• RECORDS PROVIDED:
────────────────────

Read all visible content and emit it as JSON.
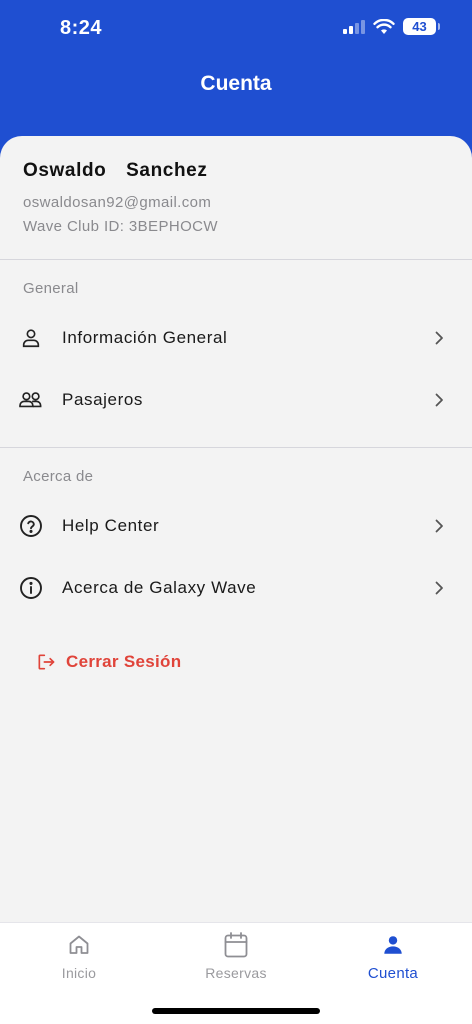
{
  "status_bar": {
    "time": "8:24",
    "battery": "43"
  },
  "header": {
    "title": "Cuenta"
  },
  "profile": {
    "name": "Oswaldo  Sanchez",
    "email": "oswaldosan92@gmail.com",
    "club_id": "Wave Club ID: 3BEPHOCW"
  },
  "sections": {
    "general": {
      "label": "General",
      "items": [
        {
          "label": "Información General",
          "icon": "person-icon"
        },
        {
          "label": "Pasajeros",
          "icon": "people-icon"
        }
      ]
    },
    "about": {
      "label": "Acerca de",
      "items": [
        {
          "label": "Help Center",
          "icon": "help-circle-icon"
        },
        {
          "label": "Acerca de Galaxy Wave",
          "icon": "info-circle-icon"
        }
      ]
    }
  },
  "logout": {
    "label": "Cerrar Sesión",
    "icon": "logout-icon",
    "color": "#e0443a"
  },
  "tabbar": {
    "tabs": [
      {
        "label": "Inicio",
        "icon": "home-icon"
      },
      {
        "label": "Reservas",
        "icon": "calendar-icon"
      },
      {
        "label": "Cuenta",
        "icon": "person-filled-icon",
        "active": true
      }
    ]
  },
  "colors": {
    "primary": "#1f4fd1",
    "background": "#f3f3f3",
    "muted": "#8a8a8e",
    "danger": "#e0443a"
  }
}
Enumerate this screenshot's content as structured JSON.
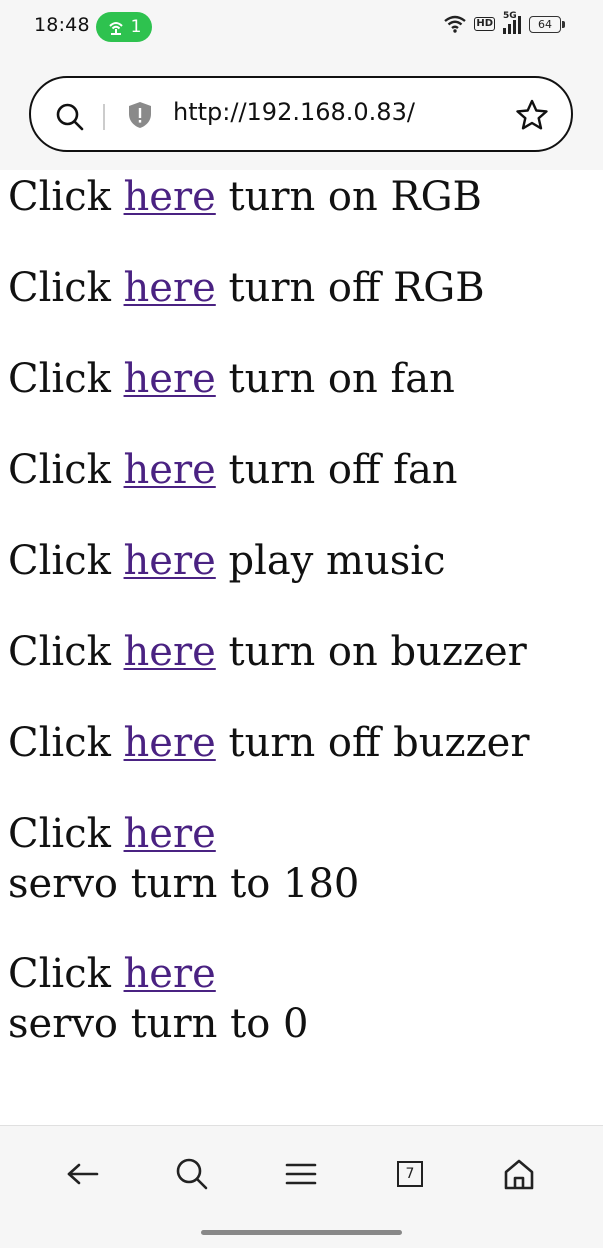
{
  "status_bar": {
    "time": "18:48",
    "hotspot_count": "1",
    "network": "5G",
    "hd_label": "HD",
    "battery": "64",
    "accent_color": "#2ec24f"
  },
  "browser": {
    "url": "http://192.168.0.83/"
  },
  "links": [
    {
      "prefix": "Click ",
      "link": "here",
      "suffix": " turn on RGB"
    },
    {
      "prefix": "Click ",
      "link": "here",
      "suffix": " turn off RGB"
    },
    {
      "prefix": "Click ",
      "link": "here",
      "suffix": " turn on fan"
    },
    {
      "prefix": "Click ",
      "link": "here",
      "suffix": " turn off fan"
    },
    {
      "prefix": "Click ",
      "link": "here",
      "suffix": " play music"
    },
    {
      "prefix": "Click ",
      "link": "here",
      "suffix": " turn on buzzer"
    },
    {
      "prefix": "Click ",
      "link": "here",
      "suffix": " turn off buzzer"
    },
    {
      "prefix": "Click ",
      "link": "here",
      "suffix": "servo turn to 180"
    },
    {
      "prefix": "Click ",
      "link": "here",
      "suffix": "servo turn to 0"
    }
  ],
  "bottom_nav": {
    "tab_count": "7",
    "items": [
      "back-icon",
      "search-icon",
      "menu-icon",
      "tabs-icon",
      "home-icon"
    ]
  },
  "link_color": "#4a2282"
}
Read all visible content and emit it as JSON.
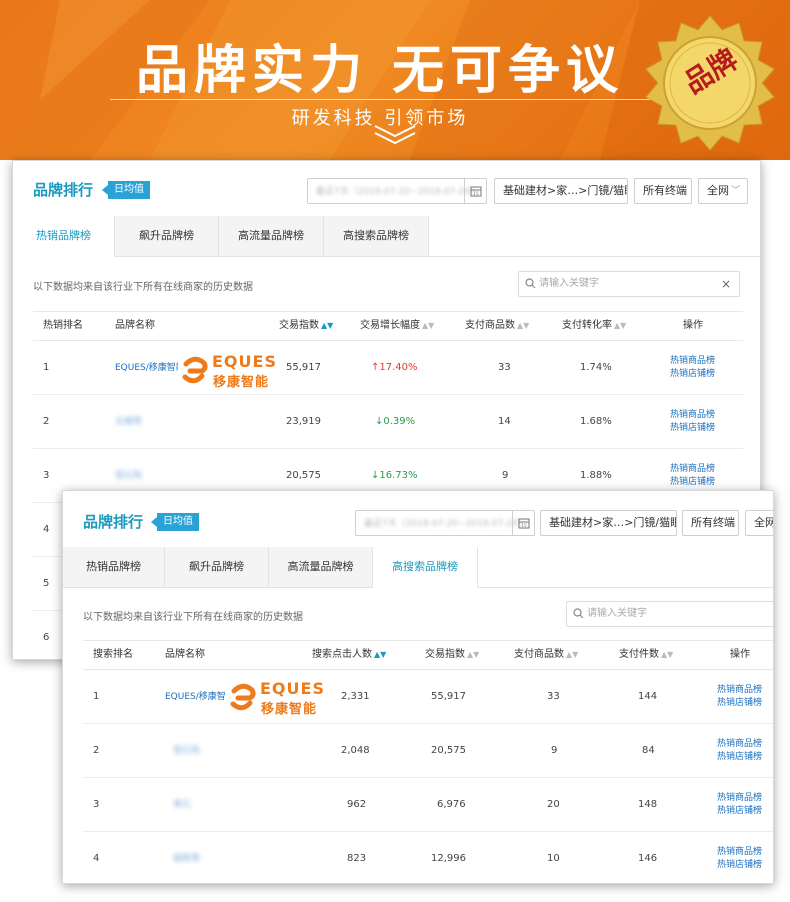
{
  "banner": {
    "title": "品牌实力 无可争议",
    "subtitle": "研发科技 引领市场",
    "seal_text": "品牌",
    "colors": {
      "orange": "#ef7f1a",
      "gold": "#d9b13a",
      "seal_red": "#b71c1c"
    }
  },
  "panel1": {
    "title": "品牌排行",
    "badge": "日均值",
    "date_range": "最近7天（2018-07-20~2018-07-26）",
    "category": "基础建材>家…>门镜/猫眼",
    "terminal": "所有终端",
    "network": "全网",
    "tabs": [
      "热销品牌榜",
      "飙升品牌榜",
      "高流量品牌榜",
      "高搜索品牌榜"
    ],
    "active_tab": 0,
    "note": "以下数据均来自该行业下所有在线商家的历史数据",
    "search_placeholder": "请输入关键字",
    "columns": [
      "热销排名",
      "品牌名称",
      "交易指数",
      "交易增长幅度",
      "支付商品数",
      "支付转化率",
      "操作"
    ],
    "rows": [
      {
        "rank": "1",
        "brand": "EQUES/移康智能",
        "trade_index": "55,917",
        "growth": "17.40%",
        "growth_dir": "up",
        "goods": "33",
        "conv": "1.74%",
        "op1": "热销商品榜",
        "op2": "热销店铺榜"
      },
      {
        "rank": "2",
        "brand": "云瞳等",
        "trade_index": "23,919",
        "growth": "0.39%",
        "growth_dir": "down",
        "goods": "14",
        "conv": "1.68%",
        "op1": "热销商品榜",
        "op2": "热销店铺榜"
      },
      {
        "rank": "3",
        "brand": "萤石购",
        "trade_index": "20,575",
        "growth": "16.73%",
        "growth_dir": "down",
        "goods": "9",
        "conv": "1.88%",
        "op1": "热销商品榜",
        "op2": "热销店铺榜"
      },
      {
        "rank": "4"
      },
      {
        "rank": "5"
      },
      {
        "rank": "6"
      }
    ]
  },
  "panel2": {
    "title": "品牌排行",
    "badge": "日均值",
    "date_range": "最近7天（2018-07-20~2018-07-26）",
    "category": "基础建材>家…>门镜/猫眼",
    "terminal": "所有终端",
    "network": "全网",
    "tabs": [
      "热销品牌榜",
      "飙升品牌榜",
      "高流量品牌榜",
      "高搜索品牌榜"
    ],
    "active_tab": 3,
    "note": "以下数据均来自该行业下所有在线商家的历史数据",
    "search_placeholder": "请输入关键字",
    "columns": [
      "搜索排名",
      "品牌名称",
      "搜索点击人数",
      "交易指数",
      "支付商品数",
      "支付件数",
      "操作"
    ],
    "rows": [
      {
        "rank": "1",
        "brand": "EQUES/移康智能",
        "clicks": "2,331",
        "trade_index": "55,917",
        "goods": "33",
        "pieces": "144",
        "op1": "热销商品榜",
        "op2": "热销店铺榜"
      },
      {
        "rank": "2",
        "brand": "萤石购",
        "clicks": "2,048",
        "trade_index": "20,575",
        "goods": "9",
        "pieces": "84",
        "op1": "热销商品榜",
        "op2": "热销店铺榜"
      },
      {
        "rank": "3",
        "brand": "黄石",
        "clicks": "962",
        "trade_index": "6,976",
        "goods": "20",
        "pieces": "148",
        "op1": "热销商品榜",
        "op2": "热销店铺榜"
      },
      {
        "rank": "4",
        "brand": "猫眼等",
        "clicks": "823",
        "trade_index": "12,996",
        "goods": "10",
        "pieces": "146",
        "op1": "热销商品榜",
        "op2": "热销店铺榜"
      }
    ]
  },
  "logo": {
    "en": "EQUES",
    "cn": "移康智能"
  },
  "icons": [
    "calendar-icon",
    "search-icon",
    "close-icon",
    "chevron-down-icon",
    "sort-icon",
    "arrow-up-icon",
    "arrow-down-icon",
    "eques-logo-icon",
    "seal-icon"
  ]
}
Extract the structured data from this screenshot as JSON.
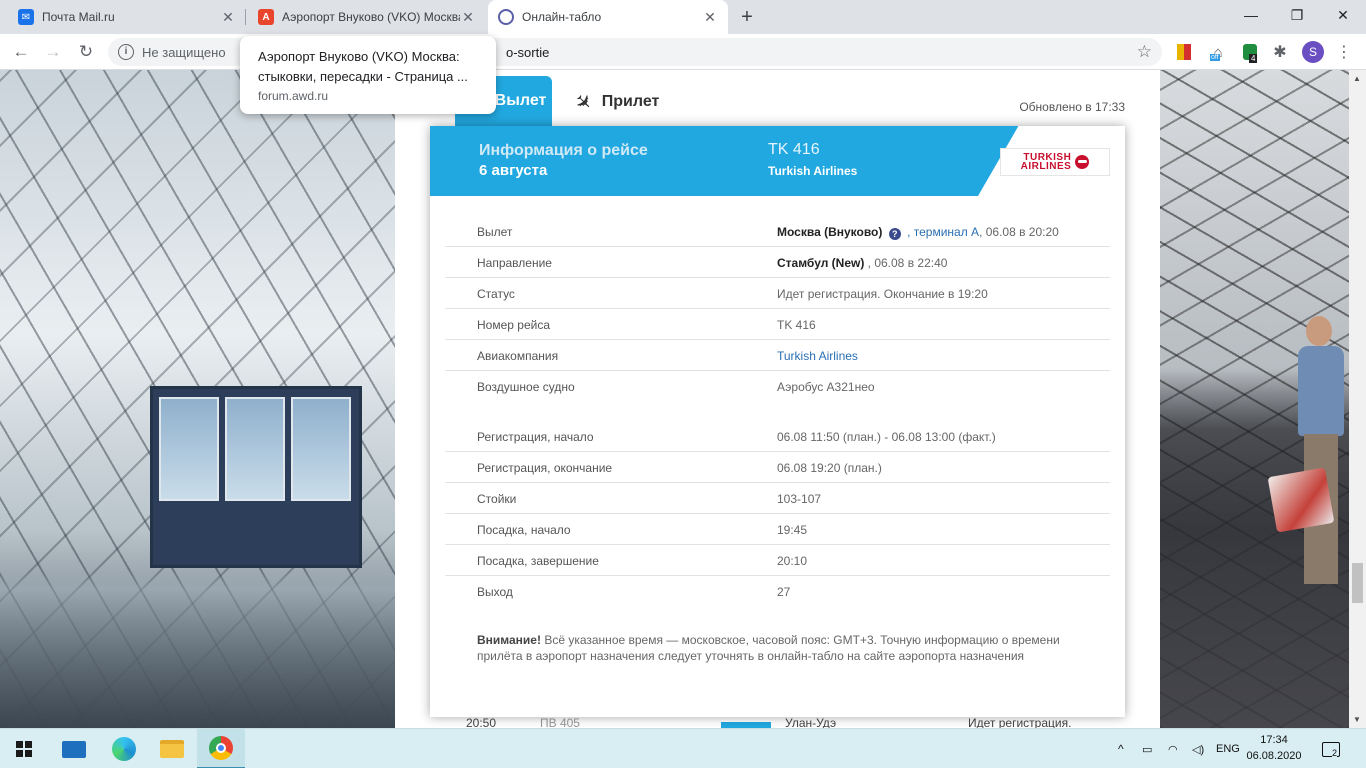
{
  "browser": {
    "tabs": [
      {
        "title": "Почта Mail.ru",
        "icon": "mail-icon",
        "active": false
      },
      {
        "title": "Аэропорт Внуково (VKO) Москва",
        "icon": "awd-icon",
        "active": false
      },
      {
        "title": "Онлайн-табло",
        "icon": "vnukovo-icon",
        "active": true
      }
    ],
    "address": {
      "security_label": "Не защищено",
      "url_visible": "o-sortie"
    },
    "tooltip": {
      "title": "Аэропорт Внуково (VKO) Москва: стыковки, пересадки - Страница ...",
      "domain": "forum.awd.ru"
    },
    "profile_initial": "S",
    "ext_badge_off": "off",
    "ext_badge_count": "4"
  },
  "page": {
    "tab_departure": "Вылет",
    "tab_arrival": "Прилет",
    "updated": "Обновлено в 17:33",
    "bottom_row": {
      "time": "20:50",
      "flight_partial": "ПВ 405",
      "city": "Улан-Удэ",
      "status": "Идет регистрация."
    }
  },
  "flight_modal": {
    "header_title": "Информация о рейсе",
    "header_date": "6 августа",
    "flight_number": "TK 416",
    "airline": "Turkish Airlines",
    "logo_text_1": "TURKISH",
    "logo_text_2": "AIRLINES",
    "close_symbol": "×",
    "rows_group1": [
      {
        "key": "Вылет",
        "value_bold": "Москва (Внуково)",
        "value_link": ", терминал А",
        "value_rest": ", 06.08 в 20:20"
      },
      {
        "key": "Направление",
        "value_bold": "Стамбул (New)",
        "value_rest": " , 06.08 в 22:40"
      },
      {
        "key": "Статус",
        "value": "Идет регистрация. Окончание в 19:20"
      },
      {
        "key": "Номер рейса",
        "value": "TK 416"
      },
      {
        "key": "Авиакомпания",
        "value_link_only": "Turkish Airlines"
      },
      {
        "key": "Воздушное судно",
        "value": "Аэробус А321нео"
      }
    ],
    "rows_group2": [
      {
        "key": "Регистрация, начало",
        "value": "06.08 11:50 (план.) - 06.08 13:00 (факт.)"
      },
      {
        "key": "Регистрация, окончание",
        "value": "06.08 19:20 (план.)"
      },
      {
        "key": "Стойки",
        "value": "103-107"
      },
      {
        "key": "Посадка, начало",
        "value": "19:45"
      },
      {
        "key": "Посадка, завершение",
        "value": "20:10"
      },
      {
        "key": "Выход",
        "value": "27"
      }
    ],
    "note_bold": "Внимание!",
    "note_text": " Всё указанное время — московское, часовой пояс: GMT+3. Точную информацию о времени прилёта в аэропорт назначения следует уточнять в онлайн-табло на сайте аэропорта назначения"
  },
  "taskbar": {
    "language": "ENG",
    "time": "17:34",
    "date": "06.08.2020",
    "notifications": "2"
  },
  "colors": {
    "accent": "#22a8e0",
    "turkish_red": "#c8102e",
    "link": "#2a6fb3"
  }
}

────────────────────

• BRIEF: Look above for lines with the word "person" and copy them all.

• TASK SOLUTION:
          "icon": "person-icon"
        "icon": "person-filled-icon",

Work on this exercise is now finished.